* _Your objective_: Convert the stretch from the first line through the line that contains "- close-icon[interactable]: [481, 365, 505, 378]" into a Markdown table with two columns: Row, holding a sequential row number, and Line, holding the line itself. Leave out any blank lines.

———

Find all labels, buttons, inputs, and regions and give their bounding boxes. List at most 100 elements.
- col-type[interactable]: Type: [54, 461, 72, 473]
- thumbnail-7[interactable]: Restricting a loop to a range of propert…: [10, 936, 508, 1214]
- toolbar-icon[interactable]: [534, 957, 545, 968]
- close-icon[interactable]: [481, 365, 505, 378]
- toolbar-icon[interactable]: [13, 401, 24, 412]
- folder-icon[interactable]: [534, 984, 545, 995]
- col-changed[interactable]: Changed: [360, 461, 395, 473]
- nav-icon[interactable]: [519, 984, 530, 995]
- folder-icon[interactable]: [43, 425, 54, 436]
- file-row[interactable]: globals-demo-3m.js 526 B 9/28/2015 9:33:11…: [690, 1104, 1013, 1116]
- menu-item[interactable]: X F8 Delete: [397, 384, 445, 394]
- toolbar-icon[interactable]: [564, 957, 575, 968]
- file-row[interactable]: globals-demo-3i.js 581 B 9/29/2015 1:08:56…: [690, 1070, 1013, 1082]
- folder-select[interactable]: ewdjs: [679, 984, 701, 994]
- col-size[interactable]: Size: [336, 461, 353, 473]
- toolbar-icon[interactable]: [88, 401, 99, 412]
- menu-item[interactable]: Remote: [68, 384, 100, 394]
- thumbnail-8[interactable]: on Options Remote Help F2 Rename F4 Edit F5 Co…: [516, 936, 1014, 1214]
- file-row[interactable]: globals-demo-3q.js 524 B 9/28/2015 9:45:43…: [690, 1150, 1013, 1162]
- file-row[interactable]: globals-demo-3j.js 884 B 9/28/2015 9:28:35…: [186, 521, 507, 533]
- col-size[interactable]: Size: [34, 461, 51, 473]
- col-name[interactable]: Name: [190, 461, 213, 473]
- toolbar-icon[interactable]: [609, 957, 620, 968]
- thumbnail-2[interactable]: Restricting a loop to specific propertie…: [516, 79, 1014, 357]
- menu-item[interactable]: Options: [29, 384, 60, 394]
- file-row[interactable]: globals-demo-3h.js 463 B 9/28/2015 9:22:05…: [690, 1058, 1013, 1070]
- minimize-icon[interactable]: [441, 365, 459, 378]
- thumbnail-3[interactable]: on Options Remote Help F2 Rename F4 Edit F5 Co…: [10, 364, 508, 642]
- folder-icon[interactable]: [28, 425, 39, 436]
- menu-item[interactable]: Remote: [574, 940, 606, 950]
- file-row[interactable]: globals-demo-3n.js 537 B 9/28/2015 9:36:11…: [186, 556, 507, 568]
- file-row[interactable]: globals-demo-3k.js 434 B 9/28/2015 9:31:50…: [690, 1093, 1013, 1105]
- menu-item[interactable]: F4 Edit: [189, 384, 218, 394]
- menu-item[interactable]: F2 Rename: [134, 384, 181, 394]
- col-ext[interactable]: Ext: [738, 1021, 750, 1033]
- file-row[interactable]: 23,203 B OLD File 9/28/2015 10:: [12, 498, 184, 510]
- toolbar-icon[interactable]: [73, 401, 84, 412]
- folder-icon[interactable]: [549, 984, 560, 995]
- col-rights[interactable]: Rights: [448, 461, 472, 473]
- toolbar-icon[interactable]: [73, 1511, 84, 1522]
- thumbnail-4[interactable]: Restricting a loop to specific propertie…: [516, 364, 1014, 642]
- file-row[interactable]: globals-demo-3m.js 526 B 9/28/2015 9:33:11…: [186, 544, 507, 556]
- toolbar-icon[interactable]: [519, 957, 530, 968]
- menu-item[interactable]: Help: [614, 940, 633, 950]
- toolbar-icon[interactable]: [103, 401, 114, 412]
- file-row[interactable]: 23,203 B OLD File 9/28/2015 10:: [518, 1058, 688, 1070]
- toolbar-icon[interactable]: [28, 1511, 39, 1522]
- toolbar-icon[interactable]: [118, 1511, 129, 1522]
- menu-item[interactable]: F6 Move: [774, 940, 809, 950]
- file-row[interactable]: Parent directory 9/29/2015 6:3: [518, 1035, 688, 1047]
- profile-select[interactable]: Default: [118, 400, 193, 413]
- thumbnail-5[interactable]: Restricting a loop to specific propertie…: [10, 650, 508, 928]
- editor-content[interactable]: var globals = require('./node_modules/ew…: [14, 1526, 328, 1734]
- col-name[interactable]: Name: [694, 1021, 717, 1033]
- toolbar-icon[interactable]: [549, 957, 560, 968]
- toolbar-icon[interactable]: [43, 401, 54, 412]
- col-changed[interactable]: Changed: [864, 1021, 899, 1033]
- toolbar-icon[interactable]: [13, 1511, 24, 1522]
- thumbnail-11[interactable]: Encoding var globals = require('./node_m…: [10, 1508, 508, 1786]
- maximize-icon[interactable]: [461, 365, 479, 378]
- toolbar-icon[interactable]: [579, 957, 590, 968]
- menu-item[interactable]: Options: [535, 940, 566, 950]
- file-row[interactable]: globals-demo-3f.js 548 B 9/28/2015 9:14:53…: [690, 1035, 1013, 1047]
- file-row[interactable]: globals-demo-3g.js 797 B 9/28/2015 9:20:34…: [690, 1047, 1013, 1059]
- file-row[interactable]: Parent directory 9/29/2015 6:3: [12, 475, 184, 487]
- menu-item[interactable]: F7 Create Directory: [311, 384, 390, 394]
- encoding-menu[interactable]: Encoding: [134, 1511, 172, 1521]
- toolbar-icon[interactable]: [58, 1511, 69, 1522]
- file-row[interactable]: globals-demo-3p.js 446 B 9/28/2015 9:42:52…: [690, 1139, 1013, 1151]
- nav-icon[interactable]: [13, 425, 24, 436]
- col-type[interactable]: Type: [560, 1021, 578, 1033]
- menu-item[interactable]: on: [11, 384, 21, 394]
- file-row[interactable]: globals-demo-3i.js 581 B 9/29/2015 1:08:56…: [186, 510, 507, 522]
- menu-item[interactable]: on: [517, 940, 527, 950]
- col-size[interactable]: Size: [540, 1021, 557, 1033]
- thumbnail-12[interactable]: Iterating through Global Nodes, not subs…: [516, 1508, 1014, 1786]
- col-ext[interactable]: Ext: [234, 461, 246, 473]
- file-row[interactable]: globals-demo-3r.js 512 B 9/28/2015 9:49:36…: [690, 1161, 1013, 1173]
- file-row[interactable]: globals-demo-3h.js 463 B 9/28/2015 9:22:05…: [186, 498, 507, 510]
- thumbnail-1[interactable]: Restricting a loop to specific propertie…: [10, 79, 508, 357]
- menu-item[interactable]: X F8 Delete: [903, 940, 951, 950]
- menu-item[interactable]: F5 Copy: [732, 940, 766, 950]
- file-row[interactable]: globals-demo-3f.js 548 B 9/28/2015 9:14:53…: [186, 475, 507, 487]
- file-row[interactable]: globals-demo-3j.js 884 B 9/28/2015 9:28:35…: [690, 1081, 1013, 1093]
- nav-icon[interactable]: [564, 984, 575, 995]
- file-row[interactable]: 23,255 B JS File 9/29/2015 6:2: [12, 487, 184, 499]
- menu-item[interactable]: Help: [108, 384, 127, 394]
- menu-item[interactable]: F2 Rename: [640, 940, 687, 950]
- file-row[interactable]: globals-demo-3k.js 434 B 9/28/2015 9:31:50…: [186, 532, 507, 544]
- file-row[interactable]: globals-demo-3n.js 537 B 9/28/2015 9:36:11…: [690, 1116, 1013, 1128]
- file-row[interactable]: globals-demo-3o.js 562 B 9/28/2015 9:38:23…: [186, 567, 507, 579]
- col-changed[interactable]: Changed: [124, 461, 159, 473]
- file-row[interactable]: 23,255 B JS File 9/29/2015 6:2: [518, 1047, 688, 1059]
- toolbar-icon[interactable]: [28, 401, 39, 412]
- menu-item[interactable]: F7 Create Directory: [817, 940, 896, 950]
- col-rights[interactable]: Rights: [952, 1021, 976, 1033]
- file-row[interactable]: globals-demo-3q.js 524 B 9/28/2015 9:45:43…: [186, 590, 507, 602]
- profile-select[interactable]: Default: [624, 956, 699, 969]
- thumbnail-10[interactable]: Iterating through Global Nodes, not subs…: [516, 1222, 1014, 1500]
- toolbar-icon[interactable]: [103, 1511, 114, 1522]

———

* _Output for this task_:
| Row | Line |
|---|---|
| 1 | Find all labels, buttons, inputs, and regions and give their bounding boxes. List at most 100 elements. |
| 2 | - col-type[interactable]: Type: [54, 461, 72, 473] |
| 3 | - thumbnail-7[interactable]: Restricting a loop to a range of propert…: [10, 936, 508, 1214] |
| 4 | - toolbar-icon[interactable]: [534, 957, 545, 968] |
| 5 | - close-icon[interactable]: [481, 365, 505, 378] |